_EXERCISE_
In the data below, locate each line with the word "fill" and list it.
▼
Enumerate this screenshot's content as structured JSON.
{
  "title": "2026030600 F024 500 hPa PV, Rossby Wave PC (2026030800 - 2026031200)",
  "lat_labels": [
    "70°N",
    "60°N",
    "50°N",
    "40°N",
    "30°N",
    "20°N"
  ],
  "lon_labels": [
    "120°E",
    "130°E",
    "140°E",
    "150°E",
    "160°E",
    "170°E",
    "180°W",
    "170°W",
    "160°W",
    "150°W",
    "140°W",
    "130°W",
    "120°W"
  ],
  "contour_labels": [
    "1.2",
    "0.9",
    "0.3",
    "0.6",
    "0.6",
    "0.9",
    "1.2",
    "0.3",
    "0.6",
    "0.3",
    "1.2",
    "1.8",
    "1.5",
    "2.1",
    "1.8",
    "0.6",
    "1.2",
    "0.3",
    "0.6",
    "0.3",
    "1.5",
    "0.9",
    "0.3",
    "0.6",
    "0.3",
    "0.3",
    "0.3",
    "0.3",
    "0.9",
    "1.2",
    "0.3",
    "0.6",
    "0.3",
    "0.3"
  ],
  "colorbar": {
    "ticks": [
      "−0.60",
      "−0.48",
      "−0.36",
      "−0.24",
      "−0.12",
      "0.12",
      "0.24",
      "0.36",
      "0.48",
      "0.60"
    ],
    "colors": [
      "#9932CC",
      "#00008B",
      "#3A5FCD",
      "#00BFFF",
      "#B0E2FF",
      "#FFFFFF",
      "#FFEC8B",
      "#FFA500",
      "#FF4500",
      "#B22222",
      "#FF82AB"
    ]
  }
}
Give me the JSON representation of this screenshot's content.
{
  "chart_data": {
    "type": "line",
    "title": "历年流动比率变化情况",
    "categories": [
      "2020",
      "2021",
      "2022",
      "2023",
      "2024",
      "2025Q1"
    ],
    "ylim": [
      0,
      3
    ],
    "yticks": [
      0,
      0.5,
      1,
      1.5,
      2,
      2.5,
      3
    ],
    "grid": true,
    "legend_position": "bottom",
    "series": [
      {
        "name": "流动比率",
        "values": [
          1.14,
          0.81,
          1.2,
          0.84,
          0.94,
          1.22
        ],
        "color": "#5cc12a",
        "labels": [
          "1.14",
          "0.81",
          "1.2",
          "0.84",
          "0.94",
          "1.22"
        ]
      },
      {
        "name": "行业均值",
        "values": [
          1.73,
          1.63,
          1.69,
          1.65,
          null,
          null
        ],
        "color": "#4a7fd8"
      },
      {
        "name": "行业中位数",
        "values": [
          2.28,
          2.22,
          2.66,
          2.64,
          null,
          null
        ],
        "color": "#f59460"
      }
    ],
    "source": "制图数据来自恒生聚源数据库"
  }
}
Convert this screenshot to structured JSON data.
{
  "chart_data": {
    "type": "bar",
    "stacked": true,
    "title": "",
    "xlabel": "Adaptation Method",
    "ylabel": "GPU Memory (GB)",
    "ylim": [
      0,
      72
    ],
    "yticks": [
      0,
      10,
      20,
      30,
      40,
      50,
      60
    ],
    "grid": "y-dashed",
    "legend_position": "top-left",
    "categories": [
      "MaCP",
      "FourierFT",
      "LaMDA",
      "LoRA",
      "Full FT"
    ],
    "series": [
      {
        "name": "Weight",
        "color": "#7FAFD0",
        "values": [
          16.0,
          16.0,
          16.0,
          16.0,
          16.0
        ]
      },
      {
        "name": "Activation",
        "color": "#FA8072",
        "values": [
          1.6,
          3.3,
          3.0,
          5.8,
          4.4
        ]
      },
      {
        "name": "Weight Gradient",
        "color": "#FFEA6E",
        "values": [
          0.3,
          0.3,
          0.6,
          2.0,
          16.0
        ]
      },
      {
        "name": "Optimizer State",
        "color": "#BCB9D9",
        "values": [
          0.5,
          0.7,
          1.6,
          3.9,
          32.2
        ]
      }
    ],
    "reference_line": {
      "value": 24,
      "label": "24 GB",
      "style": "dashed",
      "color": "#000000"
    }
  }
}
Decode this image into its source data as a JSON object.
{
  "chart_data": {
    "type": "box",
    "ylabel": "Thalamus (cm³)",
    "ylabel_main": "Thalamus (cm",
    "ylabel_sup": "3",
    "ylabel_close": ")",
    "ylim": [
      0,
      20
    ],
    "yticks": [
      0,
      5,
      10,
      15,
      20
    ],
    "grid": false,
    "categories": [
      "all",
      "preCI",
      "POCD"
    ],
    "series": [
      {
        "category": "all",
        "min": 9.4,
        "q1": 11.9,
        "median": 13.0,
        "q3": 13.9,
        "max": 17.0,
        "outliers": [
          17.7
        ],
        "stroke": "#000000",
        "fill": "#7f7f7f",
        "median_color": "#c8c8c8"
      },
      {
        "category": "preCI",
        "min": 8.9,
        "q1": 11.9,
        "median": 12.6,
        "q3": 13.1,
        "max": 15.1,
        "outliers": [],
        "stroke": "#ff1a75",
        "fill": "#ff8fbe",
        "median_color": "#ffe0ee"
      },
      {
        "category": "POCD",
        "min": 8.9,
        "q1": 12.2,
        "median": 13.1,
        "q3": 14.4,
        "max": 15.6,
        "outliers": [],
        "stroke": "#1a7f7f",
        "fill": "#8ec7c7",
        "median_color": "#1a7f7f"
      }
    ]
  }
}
▲
_WRITTEN RESPONSE_
        "fill": "#7f7f7f",
        "fill": "#ff8fbe",
        "fill": "#8ec7c7",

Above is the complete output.